STORED ROWS
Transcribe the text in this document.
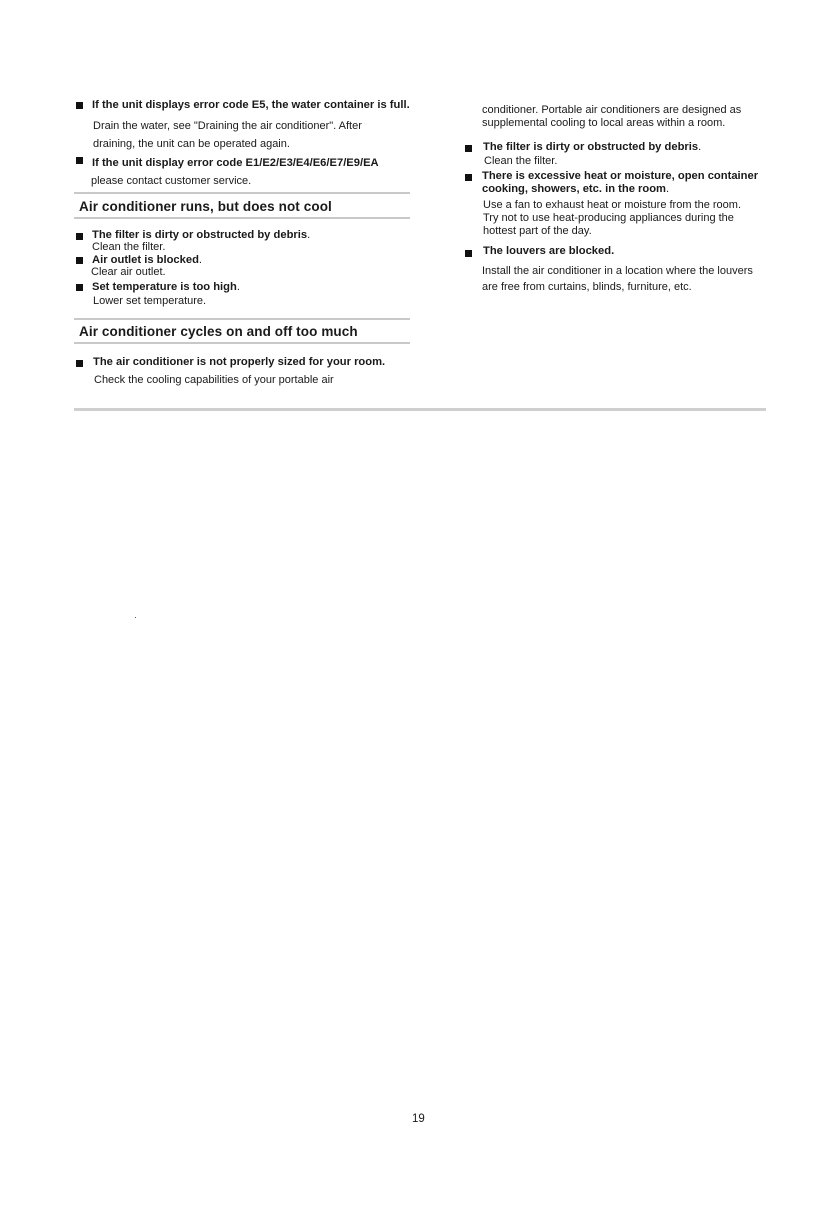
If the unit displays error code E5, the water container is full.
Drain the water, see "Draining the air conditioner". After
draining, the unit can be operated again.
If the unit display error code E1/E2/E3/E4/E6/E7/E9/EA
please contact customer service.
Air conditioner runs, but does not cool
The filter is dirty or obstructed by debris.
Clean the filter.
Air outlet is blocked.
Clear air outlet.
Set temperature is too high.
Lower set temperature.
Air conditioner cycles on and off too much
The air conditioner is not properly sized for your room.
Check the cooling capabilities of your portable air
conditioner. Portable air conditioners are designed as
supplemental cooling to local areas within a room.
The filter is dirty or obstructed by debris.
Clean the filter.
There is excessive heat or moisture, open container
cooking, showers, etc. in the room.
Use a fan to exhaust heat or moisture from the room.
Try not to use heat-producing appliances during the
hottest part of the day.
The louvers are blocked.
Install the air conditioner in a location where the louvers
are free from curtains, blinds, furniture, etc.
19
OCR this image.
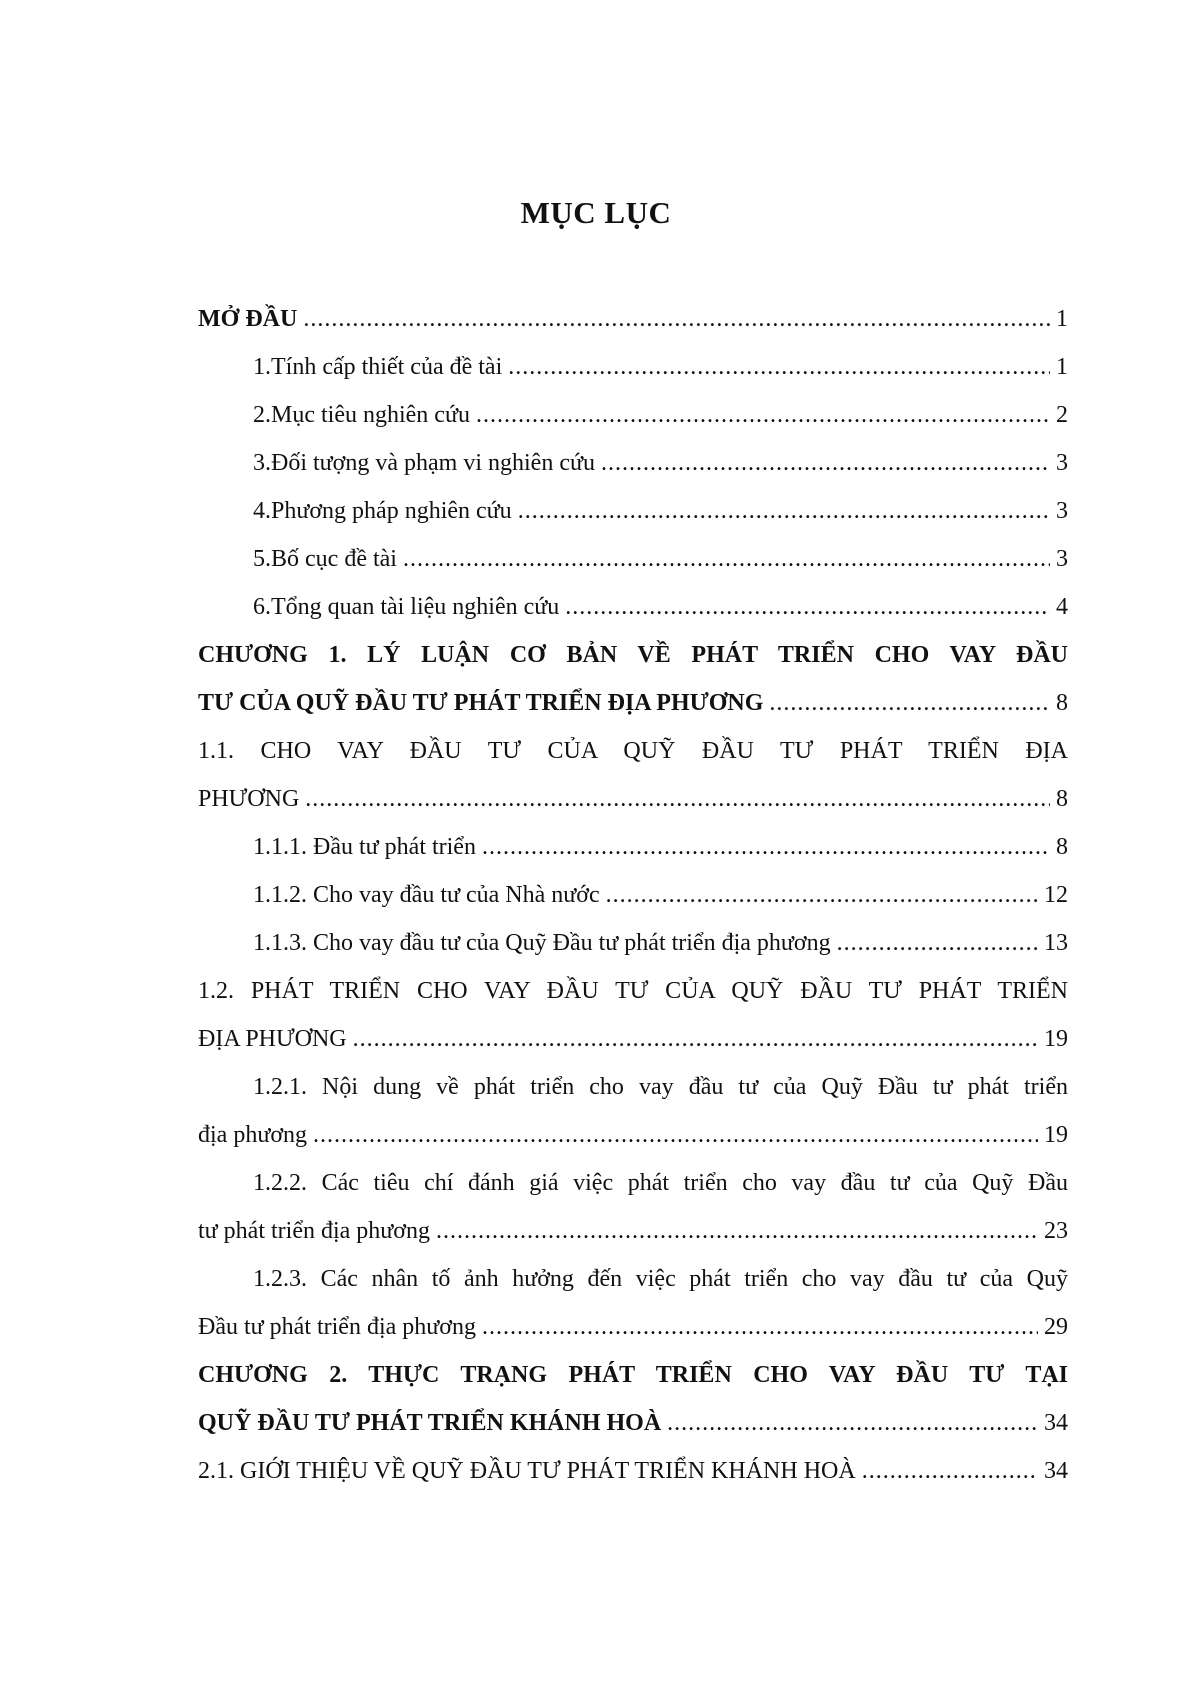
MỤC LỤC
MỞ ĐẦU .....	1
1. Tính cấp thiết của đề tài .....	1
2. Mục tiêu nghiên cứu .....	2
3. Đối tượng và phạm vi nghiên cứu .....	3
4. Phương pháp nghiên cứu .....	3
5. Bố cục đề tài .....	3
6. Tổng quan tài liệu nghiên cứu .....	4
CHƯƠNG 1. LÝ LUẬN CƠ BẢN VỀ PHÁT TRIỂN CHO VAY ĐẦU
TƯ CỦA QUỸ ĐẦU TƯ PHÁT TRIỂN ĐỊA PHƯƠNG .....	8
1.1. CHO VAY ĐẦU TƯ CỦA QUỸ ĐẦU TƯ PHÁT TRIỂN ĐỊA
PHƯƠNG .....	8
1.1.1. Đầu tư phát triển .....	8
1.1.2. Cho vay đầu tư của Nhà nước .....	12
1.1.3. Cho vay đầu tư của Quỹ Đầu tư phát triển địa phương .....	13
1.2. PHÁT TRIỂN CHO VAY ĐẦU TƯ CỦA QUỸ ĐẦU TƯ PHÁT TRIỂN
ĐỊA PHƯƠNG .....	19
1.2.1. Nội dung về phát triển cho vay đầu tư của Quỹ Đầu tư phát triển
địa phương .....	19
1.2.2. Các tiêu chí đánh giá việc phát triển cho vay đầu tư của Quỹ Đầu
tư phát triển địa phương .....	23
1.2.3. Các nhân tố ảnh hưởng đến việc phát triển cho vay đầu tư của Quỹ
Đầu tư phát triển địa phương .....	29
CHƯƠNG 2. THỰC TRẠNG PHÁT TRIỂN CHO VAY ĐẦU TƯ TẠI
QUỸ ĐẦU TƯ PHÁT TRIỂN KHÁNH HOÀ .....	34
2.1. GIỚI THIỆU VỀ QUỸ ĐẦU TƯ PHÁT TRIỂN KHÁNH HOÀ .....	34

EXERCISE
Retype all of the entries exactly as written, leaving out any images.

CORRECT RESPONSE
Transcribe the text in this document.
If the unit displays error code E5, the water container is full.
Drain the water, see "Draining the air conditioner". After
draining, the unit can be operated again.
If the unit display error code E1/E2/E3/E4/E6/E7/E9/EA
please contact customer service.
Air conditioner runs, but does not cool
The filter is dirty or obstructed by debris.
Clean the filter.
Air outlet is blocked.
Clear air outlet.
Set temperature is too high.
Lower set temperature.
Air conditioner cycles on and off too much
The air conditioner is not properly sized for your room.
Check the cooling capabilities of your portable air
conditioner. Portable air conditioners are designed as
supplemental cooling to local areas within a room.
The filter is dirty or obstructed by debris.
Clean the filter.
There is excessive heat or moisture, open container
cooking, showers, etc. in the room.
Use a fan to exhaust heat or moisture from the room.
Try not to use heat-producing appliances during the
hottest part of the day.
The louvers are blocked.
Install the air conditioner in a location where the louvers
are free from curtains, blinds, furniture, etc.
19
OCR this image.
MỤC LỤC
MỞ ĐẦU .....	1
1. Tính cấp thiết của đề tài .....	1
2. Mục tiêu nghiên cứu .....	2
3. Đối tượng và phạm vi nghiên cứu .....	3
4. Phương pháp nghiên cứu .....	3
5. Bố cục đề tài .....	3
6. Tổng quan tài liệu nghiên cứu .....	4
CHƯƠNG 1. LÝ LUẬN CƠ BẢN VỀ PHÁT TRIỂN CHO VAY ĐẦU
TƯ CỦA QUỸ ĐẦU TƯ PHÁT TRIỂN ĐỊA PHƯƠNG .....	8
1.1. CHO VAY ĐẦU TƯ CỦA QUỸ ĐẦU TƯ PHÁT TRIỂN ĐỊA
PHƯƠNG .....	8
1.1.1. Đầu tư phát triển .....	8
1.1.2. Cho vay đầu tư của Nhà nước .....	12
1.1.3. Cho vay đầu tư của Quỹ Đầu tư phát triển địa phương .....	13
1.2. PHÁT TRIỂN CHO VAY ĐẦU TƯ CỦA QUỸ ĐẦU TƯ PHÁT TRIỂN
ĐỊA PHƯƠNG .....	19
1.2.1. Nội dung về phát triển cho vay đầu tư của Quỹ Đầu tư phát triển
địa phương .....	19
1.2.2. Các tiêu chí đánh giá việc phát triển cho vay đầu tư của Quỹ Đầu
tư phát triển địa phương .....	23
1.2.3. Các nhân tố ảnh hưởng đến việc phát triển cho vay đầu tư của Quỹ
Đầu tư phát triển địa phương .....	29
CHƯƠNG 2. THỰC TRẠNG PHÁT TRIỂN CHO VAY ĐẦU TƯ TẠI
QUỸ ĐẦU TƯ PHÁT TRIỂN KHÁNH HOÀ .....	34
2.1. GIỚI THIỆU VỀ QUỸ ĐẦU TƯ PHÁT TRIỂN KHÁNH HOÀ .....	34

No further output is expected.